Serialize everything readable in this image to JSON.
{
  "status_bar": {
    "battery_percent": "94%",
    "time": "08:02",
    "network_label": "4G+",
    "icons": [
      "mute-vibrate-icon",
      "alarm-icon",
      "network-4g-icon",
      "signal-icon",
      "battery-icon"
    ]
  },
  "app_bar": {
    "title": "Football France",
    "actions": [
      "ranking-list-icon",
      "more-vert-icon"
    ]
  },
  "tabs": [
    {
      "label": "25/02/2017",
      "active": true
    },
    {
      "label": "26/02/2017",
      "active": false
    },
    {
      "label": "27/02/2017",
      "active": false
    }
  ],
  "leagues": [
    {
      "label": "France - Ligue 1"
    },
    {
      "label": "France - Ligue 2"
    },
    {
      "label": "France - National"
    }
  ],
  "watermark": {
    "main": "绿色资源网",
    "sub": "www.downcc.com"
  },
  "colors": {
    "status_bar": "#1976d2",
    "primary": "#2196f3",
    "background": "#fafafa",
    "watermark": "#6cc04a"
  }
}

● ● ● ● ●

● WHAT YOU ARE ASKED TO DO
Copy every line in the listing above where the string "Ligue" turns up.

● WRITTEN REPLY
      "label": "France - Ligue 1"
      "label": "France - Ligue 2"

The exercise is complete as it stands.